## Selected excerpt
Posted: Mon Aug 14, 2006 12:44 pm
by Jim D Burns
ORIGINAL: treespider
So lets estimate 40% of US fighter production went to the Pacific - 40% of 99950 = 39,980 and Japan produced 30,447. Roughly a 4:3 ratio.

I'm not willing to assume this at all for one reason. First let me say I admit I don't have a document in front of me that says x number of planes went to this theatre, but I do have the reference document I linked and this statistic alone I think proves about 80%-90% of naval aviation aircraft operated in the Pacific theatre.

Total action sorties by theatre for US navy and marine air:

Central Pacific.....152,443
South Pacific.....41,204
Southwest Pacific.....88,358
North Pacific.....790
Atlantic.....1,161
Southeast Asia.....117

Refer to page 18 of the document I linked above bottom of chart.

As you can see it appears the US navy and marines only flew 1,161 sorties outside the scope of WitP for the entire war. I think this is strong evidence that at a minimum 80% of navy aviation production should be allocated to the Pacific (probably more like 90% realistically). 40% of USAAF production is fine pending a source to prove otherwise, but no way you have a case for naval aviation.

Jim




RE: Allied aircraft production figures

Posted: Mon Aug 14, 2006 12:46 pm
by aztez
ORIGINAL: pauk

lots of folks forgeting one important thing... if we really want to make the game closer than reality then there is more important things to do. Bigger numbers to Allies (i'm not against that if the numbers are wrong) will mean that game will actually will not be closer than reality.... instead of begining 45 it will be finished in 44...catch 22... right?

is this kind of reality we are talking about?



Definately not. I would like to see this product be better and more to simulation.

I do agree that there are many issues in the game that needs to be tweaked or changed. (For both sides)

PS: Sardaukar I want the combat replay!!! [:D][:D]


RE: Allied aircraft production figures

Posted: Mon Aug 14, 2006 12:50 pm
by Sardaukar
Will get it after i get home !! [:'(]

RE: Allied aircraft production figures

Posted: Mon Aug 14, 2006 12:52 pm
by treespider
ORIGINAL: Jim D Burns

ORIGINAL: treespider
So lets estimate 40% of US fighter production went to the Pacific - 40% of 99950 = 39,980 and Japan produced 30,447. Roughly a 4:3 ratio.

I'm not willing to assume this at all for one reason. First let me say I admit I don't have a document in front of me that says x number of planes went to this theatre, but I do have the reference document I linked and this statistic alone I think proves about 80%-90% of naval aviation aircraft operated in the Pacific theatre.

Total action sorties by theatre for US navy and marine air:

Central Pacific.....152,443
South Pacific.....41,204
Southwest Pacific.....88,358
North Pacific.....790
Atlantic.....1,161
Southeast Asia.....117

Refer to page 18 of the document I linked above bottom of chart.

## Work instructions
**a.** Name every theater in the forum thread on Allied aircraft production figures's table of US Navy and Marine air action sorties, with its sortie total.
**b.** Please pick up the forum thread on Allied aircraft production figures after its last line and write what comes next.
The listing has no connection to the forum thread on Allied aircraft production figures.

## Information supplied
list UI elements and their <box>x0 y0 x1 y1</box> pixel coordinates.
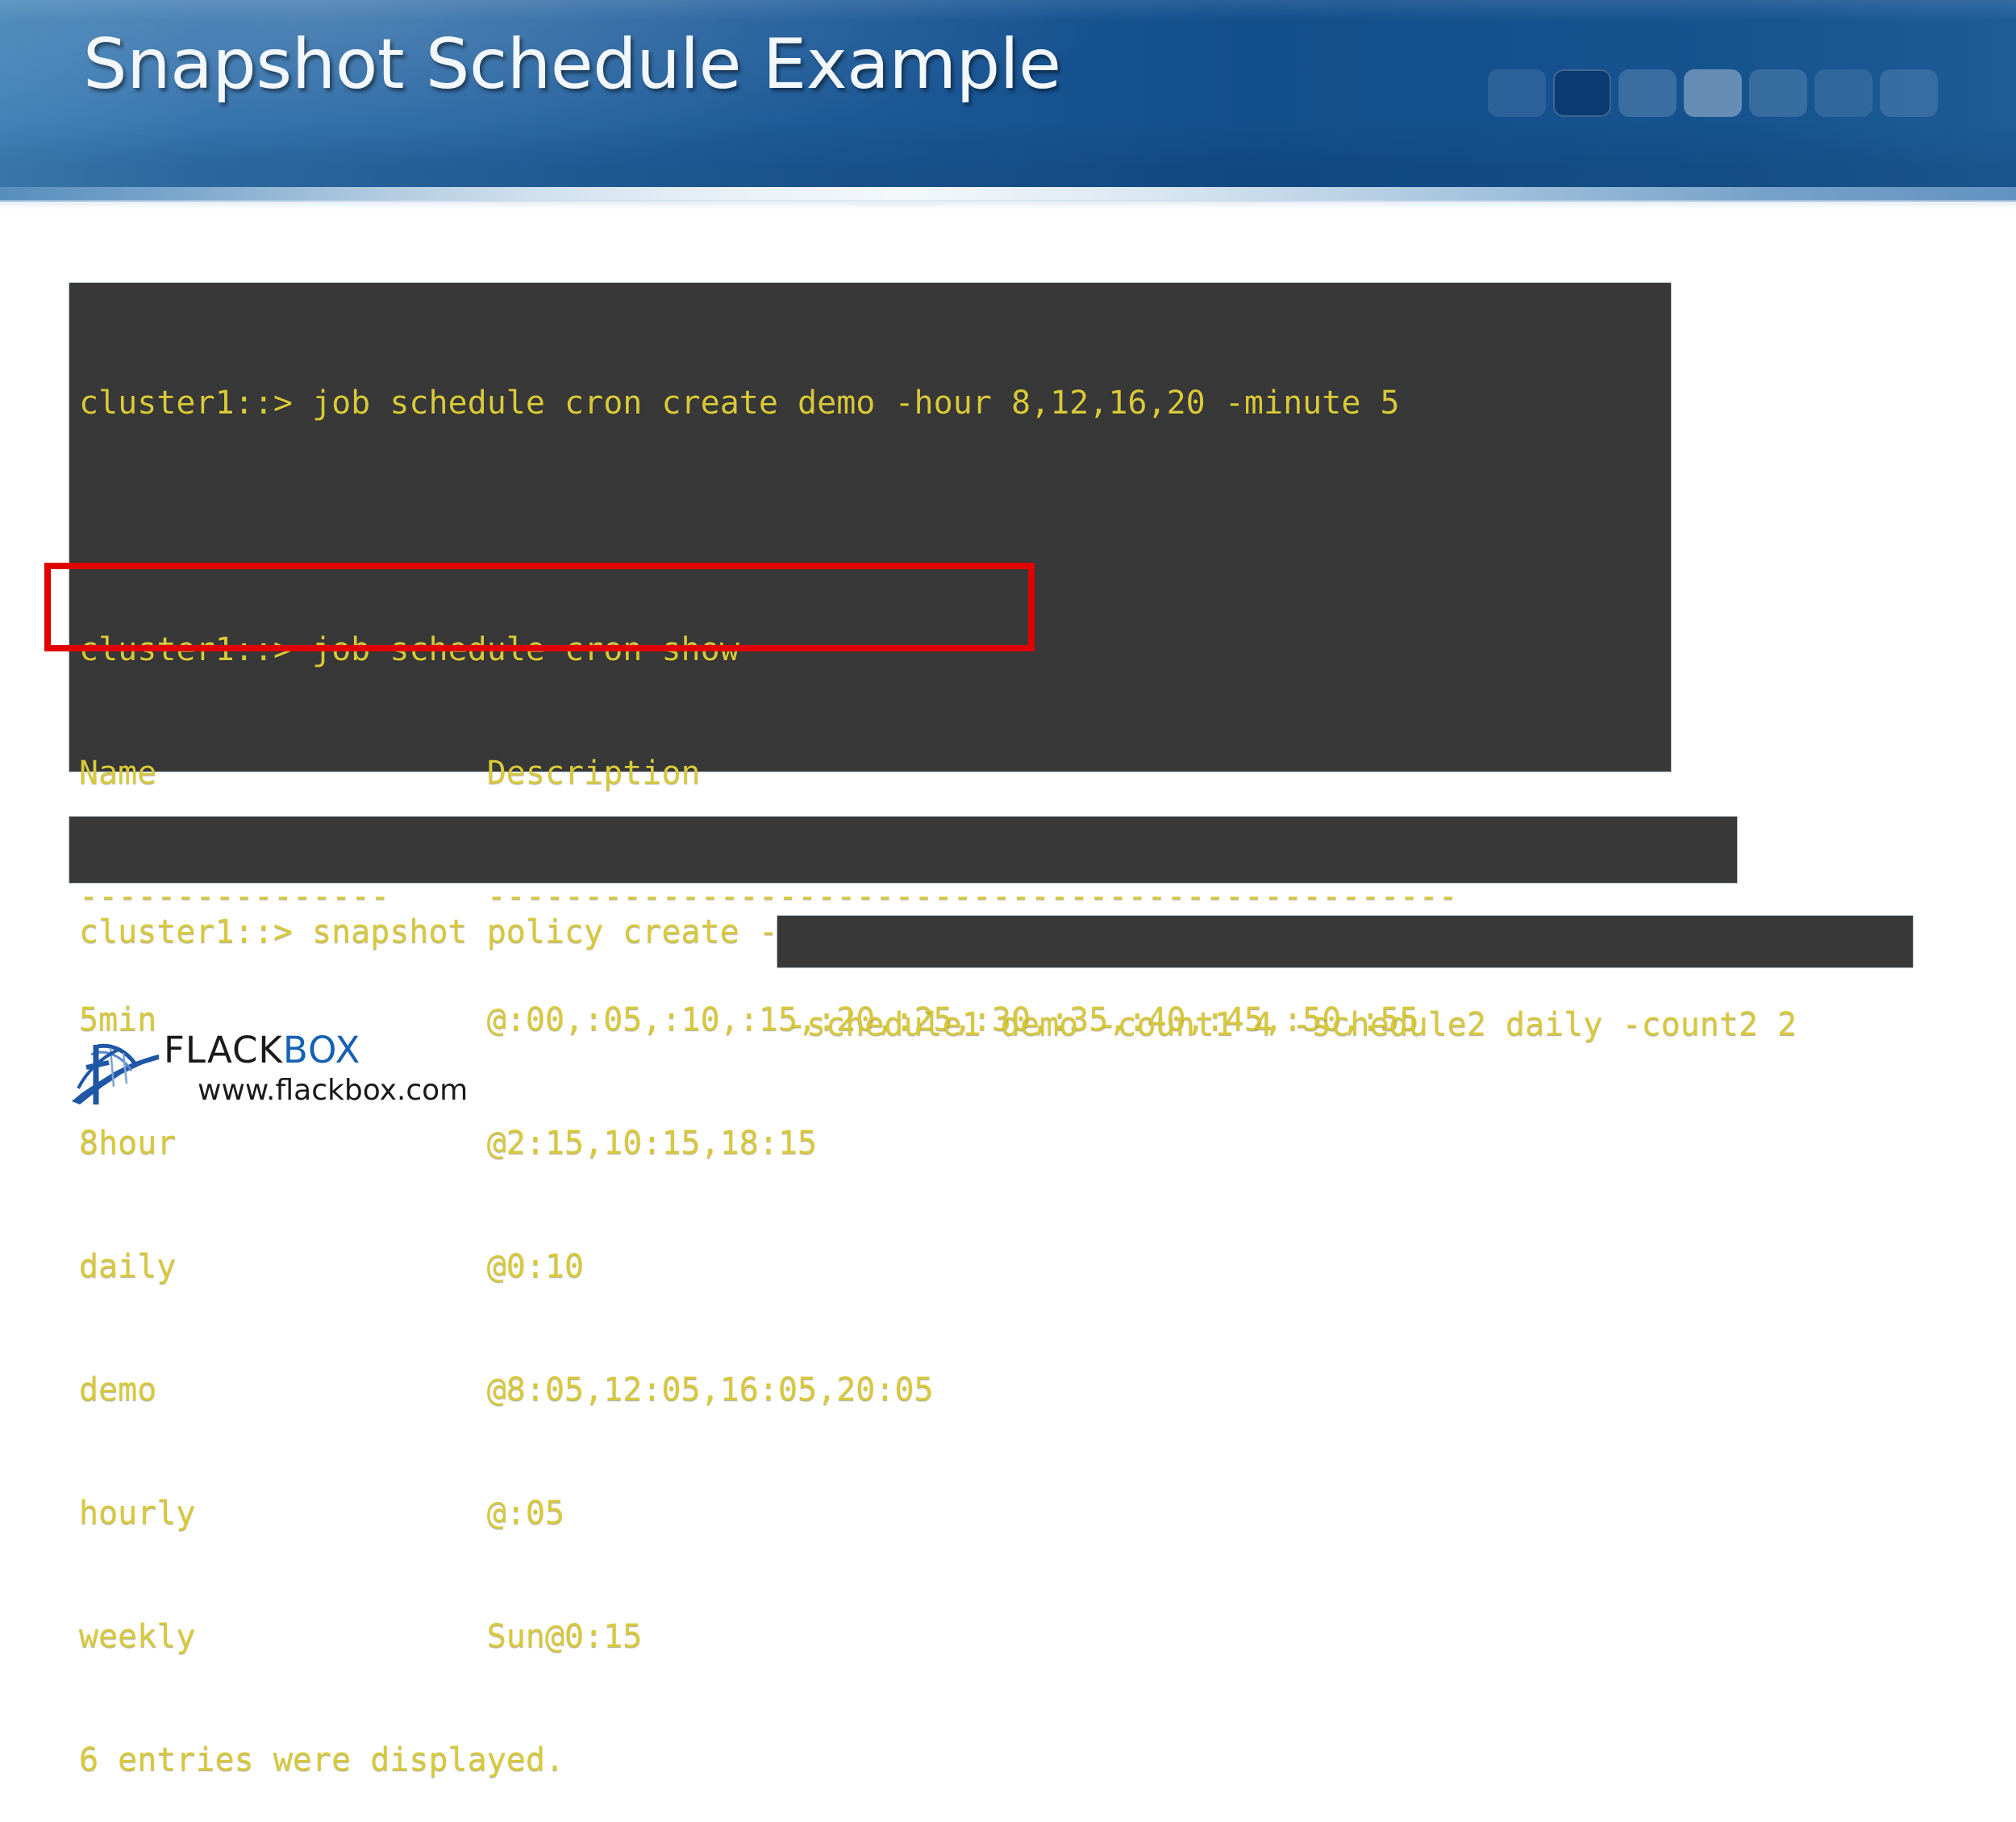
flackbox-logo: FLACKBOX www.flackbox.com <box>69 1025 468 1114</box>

## Exercise answers
**a.**
Central Pacific: 152,443
South Pacific: 41,204
Southwest Pacific: 88,358
North Pacific: 790
Atlantic: 1,161
Southeast Asia: 117

**b.**
As you can see it appears the US navy and marines only flew 1,161 sorties outside the scope of WitP for the entire war. I think this is strong evidence that at a minimum 80% of navy aviation production should be allocated to the Pacific (probably more like 90% realistically). 40% of USAAF production is fine pending a source to prove otherwise, but no way you have a case for naval aviation.

Jim

However an "Action Sortie" as defined by the document to which you are referencing is
ACTION SORTIES Number of planes taking off on a mission which eventuated in an attack on an
enemy t a r g et or in aerial casbat, or both.

This is not an accurate way to determine the number of aircraft assigned to a theater.


I refer you to my earlier post in which I provide the data for US Navy and Marine Aircraft by type.
Year.....Combat..........Trans...........Trainer..........Other..........Total..........Total 1st Line Combat Pac. Th. (Hawaii to India)
12/43...15,164............1367............9057.............304.............25892........8268
12/44...25780.............2437............7883.............621.............36721........13065
8/45.....19402.............2876............7280.............977.............30535........14648

As can be seen roughly 50% of US Navy and Marine Combat aircraft were assigned to the Pacific.


RE: Allied aircraft production figures

Posted: Mon Aug 14, 2006 1:01 pm
by Sardaukar
Indeed. Number of combat sorties is bit irrelevant since 1000 sorties can be performed by either 10 planes flying 100 sorties each..or 100 planes flying 10 sorties each... It's about airplane production anyway, not about intensity of combat operations. In former case, plane numbers count, not sorties.

RE: Allied aircraft production figures

Posted: Mon Aug 14, 2006 1:06 pm
by Mike Scholl
ORIGINAL: pauk

Jim, can you make up your mind?
ORIGINAL: Jim D Burns
I also would like the Japanese curtailed to historical production limits as well.

All the Japanese fanboys seem to be missing my point entirely. I am not advocating the reduction of Japanese industry. I am simply pointing out the glaring fact that Japan out produces the US for the entire game due to fixed factories that cannot upgrade for the most part.


The first describes a situation he would "like to see...., and the second makes the point that while he would "like to see it", he's not "pushing for it to be implemented". Be fair, Pauk..., grabbing things "out of context" is rarely helpfull.

RE: Allied aircraft production figures

Posted: Mon Aug 14, 2006 1:07 pm
by Jim D Burns
ORIGINAL: treespider
As can be seen roughly 50% of US Navy and Marine Combat aircraft were assigned to the Pacific.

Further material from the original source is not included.